• DATA TO USE:
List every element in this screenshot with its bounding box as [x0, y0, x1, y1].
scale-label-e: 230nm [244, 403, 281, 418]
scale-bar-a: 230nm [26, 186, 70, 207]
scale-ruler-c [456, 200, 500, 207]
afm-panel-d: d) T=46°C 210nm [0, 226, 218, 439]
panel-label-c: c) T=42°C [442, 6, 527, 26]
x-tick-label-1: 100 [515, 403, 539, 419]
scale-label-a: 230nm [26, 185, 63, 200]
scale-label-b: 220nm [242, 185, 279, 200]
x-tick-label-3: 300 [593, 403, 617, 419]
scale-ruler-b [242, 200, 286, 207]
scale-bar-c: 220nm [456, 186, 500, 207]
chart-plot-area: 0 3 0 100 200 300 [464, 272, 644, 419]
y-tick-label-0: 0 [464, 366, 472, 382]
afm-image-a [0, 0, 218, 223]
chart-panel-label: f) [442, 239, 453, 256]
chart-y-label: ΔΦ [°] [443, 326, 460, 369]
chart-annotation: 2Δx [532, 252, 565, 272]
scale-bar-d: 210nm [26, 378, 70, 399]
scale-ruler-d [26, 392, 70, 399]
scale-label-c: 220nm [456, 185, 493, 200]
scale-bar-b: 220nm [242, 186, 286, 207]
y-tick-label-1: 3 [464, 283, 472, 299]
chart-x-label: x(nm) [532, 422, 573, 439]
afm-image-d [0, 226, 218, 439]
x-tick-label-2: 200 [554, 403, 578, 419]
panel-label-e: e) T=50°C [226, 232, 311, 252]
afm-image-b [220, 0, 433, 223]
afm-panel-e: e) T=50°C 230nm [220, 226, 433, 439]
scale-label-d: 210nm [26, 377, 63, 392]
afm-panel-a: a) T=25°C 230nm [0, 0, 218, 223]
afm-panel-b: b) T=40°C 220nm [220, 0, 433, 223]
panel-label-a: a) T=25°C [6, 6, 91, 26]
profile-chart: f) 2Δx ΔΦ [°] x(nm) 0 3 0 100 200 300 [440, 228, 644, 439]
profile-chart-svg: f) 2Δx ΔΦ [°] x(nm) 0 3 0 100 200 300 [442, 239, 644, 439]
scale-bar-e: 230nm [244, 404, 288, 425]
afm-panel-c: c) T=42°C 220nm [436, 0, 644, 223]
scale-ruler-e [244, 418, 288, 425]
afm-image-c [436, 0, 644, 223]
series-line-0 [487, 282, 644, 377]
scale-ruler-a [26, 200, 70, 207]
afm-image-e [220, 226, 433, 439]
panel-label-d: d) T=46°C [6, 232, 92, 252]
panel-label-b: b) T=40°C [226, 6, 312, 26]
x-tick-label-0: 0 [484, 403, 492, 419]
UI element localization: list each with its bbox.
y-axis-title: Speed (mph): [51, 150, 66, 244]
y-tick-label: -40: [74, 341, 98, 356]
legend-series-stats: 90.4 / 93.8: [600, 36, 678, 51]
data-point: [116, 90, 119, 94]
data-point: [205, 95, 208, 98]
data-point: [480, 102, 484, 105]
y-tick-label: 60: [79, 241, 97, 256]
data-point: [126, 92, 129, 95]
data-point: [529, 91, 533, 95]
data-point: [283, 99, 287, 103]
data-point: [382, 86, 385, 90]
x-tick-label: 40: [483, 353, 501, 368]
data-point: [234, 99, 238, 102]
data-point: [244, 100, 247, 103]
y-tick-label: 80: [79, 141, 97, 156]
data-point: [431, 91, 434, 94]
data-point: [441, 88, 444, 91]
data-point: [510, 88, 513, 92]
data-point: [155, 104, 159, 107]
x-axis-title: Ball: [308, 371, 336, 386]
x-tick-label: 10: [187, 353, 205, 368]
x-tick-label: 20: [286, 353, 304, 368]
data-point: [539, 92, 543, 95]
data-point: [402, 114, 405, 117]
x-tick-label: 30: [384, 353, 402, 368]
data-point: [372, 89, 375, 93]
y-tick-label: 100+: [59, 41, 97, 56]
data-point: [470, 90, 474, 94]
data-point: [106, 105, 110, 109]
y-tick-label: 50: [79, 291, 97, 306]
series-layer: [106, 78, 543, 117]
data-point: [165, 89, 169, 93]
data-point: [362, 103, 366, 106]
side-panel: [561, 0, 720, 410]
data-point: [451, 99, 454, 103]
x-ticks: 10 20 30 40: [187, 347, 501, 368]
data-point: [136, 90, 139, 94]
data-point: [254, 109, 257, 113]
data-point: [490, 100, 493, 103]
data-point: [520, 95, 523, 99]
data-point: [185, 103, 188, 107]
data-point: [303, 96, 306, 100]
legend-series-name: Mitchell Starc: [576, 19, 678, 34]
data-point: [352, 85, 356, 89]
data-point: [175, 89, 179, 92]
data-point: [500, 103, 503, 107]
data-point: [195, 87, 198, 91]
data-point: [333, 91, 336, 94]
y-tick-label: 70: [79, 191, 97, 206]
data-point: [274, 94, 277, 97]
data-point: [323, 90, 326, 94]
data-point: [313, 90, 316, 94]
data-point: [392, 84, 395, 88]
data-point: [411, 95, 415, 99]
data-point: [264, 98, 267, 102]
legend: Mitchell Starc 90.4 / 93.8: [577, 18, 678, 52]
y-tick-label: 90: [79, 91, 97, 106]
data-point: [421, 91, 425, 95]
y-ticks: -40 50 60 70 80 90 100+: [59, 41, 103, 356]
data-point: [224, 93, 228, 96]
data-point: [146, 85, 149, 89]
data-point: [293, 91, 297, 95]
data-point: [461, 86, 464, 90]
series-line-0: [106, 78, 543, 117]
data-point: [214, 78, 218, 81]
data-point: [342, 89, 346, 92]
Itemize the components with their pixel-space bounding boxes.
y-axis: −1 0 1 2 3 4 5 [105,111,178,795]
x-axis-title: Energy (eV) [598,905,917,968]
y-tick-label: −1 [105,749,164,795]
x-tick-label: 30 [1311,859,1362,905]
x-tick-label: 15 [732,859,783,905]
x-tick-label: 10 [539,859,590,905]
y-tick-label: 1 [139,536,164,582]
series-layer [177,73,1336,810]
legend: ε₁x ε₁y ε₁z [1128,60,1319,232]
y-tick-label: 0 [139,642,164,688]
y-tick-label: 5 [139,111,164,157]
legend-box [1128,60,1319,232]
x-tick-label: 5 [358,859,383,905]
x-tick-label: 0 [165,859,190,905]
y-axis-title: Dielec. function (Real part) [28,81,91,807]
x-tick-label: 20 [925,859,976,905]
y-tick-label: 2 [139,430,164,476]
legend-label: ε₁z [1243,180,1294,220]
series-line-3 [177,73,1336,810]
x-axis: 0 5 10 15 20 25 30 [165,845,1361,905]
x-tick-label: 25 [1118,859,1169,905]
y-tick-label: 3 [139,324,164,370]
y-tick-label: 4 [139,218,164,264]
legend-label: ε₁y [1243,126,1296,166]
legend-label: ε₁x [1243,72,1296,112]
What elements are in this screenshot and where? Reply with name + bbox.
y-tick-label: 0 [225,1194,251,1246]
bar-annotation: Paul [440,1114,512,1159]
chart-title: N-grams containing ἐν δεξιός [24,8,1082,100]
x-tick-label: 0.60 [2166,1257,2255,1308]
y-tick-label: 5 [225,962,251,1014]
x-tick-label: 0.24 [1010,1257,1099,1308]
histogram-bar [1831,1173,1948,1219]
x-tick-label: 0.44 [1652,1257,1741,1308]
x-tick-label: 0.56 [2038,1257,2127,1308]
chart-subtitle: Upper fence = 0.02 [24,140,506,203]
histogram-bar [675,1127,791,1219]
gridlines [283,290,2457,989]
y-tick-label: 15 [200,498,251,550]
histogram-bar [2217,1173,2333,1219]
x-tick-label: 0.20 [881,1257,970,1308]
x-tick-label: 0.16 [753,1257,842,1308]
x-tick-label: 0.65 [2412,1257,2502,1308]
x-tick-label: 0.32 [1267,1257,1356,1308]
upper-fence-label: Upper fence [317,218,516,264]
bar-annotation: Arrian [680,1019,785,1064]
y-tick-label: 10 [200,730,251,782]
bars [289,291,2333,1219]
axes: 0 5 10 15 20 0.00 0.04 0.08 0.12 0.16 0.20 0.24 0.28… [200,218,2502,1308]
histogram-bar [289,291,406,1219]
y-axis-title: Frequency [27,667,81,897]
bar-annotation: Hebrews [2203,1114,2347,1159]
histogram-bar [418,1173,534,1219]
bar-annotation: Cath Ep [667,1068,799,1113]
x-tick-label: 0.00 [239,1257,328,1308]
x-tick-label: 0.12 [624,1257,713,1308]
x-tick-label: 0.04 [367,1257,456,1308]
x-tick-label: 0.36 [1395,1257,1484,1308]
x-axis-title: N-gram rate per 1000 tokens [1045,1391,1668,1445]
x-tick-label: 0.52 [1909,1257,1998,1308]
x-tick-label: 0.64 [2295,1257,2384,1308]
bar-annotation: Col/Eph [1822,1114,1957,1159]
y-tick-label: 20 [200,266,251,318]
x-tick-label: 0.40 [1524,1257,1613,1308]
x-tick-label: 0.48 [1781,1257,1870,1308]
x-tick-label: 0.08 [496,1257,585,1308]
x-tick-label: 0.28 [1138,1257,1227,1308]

• WORK INSTRUCTIONS: Retype the material above word for word, from its first line through the line containing "x-tick-label-3: 300 [593, 403, 617, 419]", including both of those lines.

• WRITTEN RESPONSE:
List every element in this screenshot with its bounding box as [x0, y0, x1, y1].
scale-label-e: 230nm [244, 403, 281, 418]
scale-bar-a: 230nm [26, 186, 70, 207]
scale-ruler-c [456, 200, 500, 207]
afm-panel-d: d) T=46°C 210nm [0, 226, 218, 439]
panel-label-c: c) T=42°C [442, 6, 527, 26]
x-tick-label-1: 100 [515, 403, 539, 419]
scale-label-a: 230nm [26, 185, 63, 200]
scale-label-b: 220nm [242, 185, 279, 200]
x-tick-label-3: 300 [593, 403, 617, 419]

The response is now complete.